◆ LISTED RECORDS:
************
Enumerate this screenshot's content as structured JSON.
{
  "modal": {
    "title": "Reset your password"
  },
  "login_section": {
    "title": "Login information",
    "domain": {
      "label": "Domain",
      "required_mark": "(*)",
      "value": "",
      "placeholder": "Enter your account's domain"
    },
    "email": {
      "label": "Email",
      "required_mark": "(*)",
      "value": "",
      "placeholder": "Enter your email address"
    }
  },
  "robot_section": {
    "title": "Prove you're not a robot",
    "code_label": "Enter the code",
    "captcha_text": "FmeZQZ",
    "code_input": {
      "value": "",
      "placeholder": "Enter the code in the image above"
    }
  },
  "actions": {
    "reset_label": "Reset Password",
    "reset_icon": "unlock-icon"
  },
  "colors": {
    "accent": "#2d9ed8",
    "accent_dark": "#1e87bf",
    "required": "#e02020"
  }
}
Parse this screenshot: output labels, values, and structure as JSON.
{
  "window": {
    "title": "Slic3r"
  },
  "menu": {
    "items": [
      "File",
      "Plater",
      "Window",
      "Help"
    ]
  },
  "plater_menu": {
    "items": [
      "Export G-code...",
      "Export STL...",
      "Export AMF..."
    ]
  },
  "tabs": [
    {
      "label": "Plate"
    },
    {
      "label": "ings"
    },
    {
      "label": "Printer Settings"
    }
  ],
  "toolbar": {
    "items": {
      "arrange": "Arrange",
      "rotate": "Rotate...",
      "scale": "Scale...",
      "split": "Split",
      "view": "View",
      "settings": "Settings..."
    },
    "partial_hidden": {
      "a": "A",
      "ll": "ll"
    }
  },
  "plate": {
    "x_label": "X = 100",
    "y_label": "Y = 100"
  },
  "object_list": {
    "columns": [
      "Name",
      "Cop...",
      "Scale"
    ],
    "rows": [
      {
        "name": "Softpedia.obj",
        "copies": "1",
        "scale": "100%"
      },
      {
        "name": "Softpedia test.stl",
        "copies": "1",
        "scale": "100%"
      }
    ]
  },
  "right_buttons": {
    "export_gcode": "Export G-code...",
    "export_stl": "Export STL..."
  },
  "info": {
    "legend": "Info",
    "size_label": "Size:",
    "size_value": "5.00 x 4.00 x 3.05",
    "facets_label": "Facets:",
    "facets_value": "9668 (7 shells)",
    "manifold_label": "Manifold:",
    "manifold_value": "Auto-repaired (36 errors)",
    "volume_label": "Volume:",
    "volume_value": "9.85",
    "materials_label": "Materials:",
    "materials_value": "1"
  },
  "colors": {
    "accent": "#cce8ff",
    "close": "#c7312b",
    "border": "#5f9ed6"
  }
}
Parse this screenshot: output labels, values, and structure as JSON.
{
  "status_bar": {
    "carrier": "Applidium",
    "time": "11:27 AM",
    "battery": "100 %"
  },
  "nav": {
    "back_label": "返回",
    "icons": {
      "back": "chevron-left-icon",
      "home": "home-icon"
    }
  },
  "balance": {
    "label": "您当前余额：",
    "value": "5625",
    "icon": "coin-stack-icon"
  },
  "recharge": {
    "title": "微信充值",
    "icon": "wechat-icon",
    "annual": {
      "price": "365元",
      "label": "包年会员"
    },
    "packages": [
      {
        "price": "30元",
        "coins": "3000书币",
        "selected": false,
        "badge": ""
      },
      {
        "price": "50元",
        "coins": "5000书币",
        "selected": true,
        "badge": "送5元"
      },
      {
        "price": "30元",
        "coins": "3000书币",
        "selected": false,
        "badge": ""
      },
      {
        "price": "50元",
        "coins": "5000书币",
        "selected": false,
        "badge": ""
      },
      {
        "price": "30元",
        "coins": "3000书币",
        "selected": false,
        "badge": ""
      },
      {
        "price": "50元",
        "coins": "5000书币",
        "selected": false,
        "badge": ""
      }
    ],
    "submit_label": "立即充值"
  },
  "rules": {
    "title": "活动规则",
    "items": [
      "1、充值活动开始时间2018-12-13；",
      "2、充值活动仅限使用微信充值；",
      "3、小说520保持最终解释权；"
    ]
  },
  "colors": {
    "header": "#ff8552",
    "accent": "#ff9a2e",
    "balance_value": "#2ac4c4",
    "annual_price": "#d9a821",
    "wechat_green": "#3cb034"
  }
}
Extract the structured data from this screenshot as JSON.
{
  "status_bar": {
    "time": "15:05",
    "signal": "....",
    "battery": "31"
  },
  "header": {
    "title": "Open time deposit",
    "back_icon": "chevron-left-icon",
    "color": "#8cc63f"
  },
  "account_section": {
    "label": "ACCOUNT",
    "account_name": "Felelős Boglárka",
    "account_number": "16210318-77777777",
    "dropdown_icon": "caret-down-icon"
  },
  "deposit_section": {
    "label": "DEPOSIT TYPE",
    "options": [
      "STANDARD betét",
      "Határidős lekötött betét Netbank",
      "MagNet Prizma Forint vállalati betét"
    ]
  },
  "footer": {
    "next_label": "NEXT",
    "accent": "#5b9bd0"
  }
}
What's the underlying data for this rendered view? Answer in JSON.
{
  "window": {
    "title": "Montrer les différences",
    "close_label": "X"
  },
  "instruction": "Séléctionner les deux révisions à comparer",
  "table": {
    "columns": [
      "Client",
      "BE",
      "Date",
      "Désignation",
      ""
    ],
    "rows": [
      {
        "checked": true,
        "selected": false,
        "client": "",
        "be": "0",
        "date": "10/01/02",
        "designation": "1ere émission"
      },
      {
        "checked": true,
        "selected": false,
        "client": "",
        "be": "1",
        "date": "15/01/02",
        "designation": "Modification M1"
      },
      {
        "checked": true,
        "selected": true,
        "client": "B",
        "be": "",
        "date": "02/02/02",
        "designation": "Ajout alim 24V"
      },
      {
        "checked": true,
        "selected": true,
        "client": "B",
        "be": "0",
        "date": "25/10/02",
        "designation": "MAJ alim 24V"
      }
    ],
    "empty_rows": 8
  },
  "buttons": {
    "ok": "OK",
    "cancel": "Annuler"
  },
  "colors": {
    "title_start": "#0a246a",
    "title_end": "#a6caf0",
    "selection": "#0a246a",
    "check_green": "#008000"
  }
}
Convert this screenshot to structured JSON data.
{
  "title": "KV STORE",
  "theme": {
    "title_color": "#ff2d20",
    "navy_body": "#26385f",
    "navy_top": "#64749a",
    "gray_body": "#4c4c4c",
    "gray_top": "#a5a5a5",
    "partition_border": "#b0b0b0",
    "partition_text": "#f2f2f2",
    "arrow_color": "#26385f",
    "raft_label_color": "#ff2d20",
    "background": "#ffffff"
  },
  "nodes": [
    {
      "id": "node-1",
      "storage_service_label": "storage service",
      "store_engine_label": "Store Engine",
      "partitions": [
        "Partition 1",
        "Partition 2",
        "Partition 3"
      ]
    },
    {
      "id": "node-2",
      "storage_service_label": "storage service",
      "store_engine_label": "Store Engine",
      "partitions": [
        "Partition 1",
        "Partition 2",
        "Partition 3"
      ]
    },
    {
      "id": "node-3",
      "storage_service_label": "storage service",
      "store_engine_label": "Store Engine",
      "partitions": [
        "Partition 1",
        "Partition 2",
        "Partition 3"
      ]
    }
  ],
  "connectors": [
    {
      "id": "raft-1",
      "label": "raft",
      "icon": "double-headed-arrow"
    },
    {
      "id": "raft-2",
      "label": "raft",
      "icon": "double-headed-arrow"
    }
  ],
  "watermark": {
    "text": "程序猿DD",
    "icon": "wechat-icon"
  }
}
************
◆ THE PROBLEM:
Working from the listing above, pick out every line that has "screenshot" and copy it.

◆ WRITTEN REPLY:
Enumerate this screenshot's content as structured JSON.
Parse this screenshot: output labels, values, and structure as JSON.
Parse this screenshot: output labels, values, and structure as JSON.
Extract the structured data from this screenshot as JSON.
Convert this screenshot to structured JSON data.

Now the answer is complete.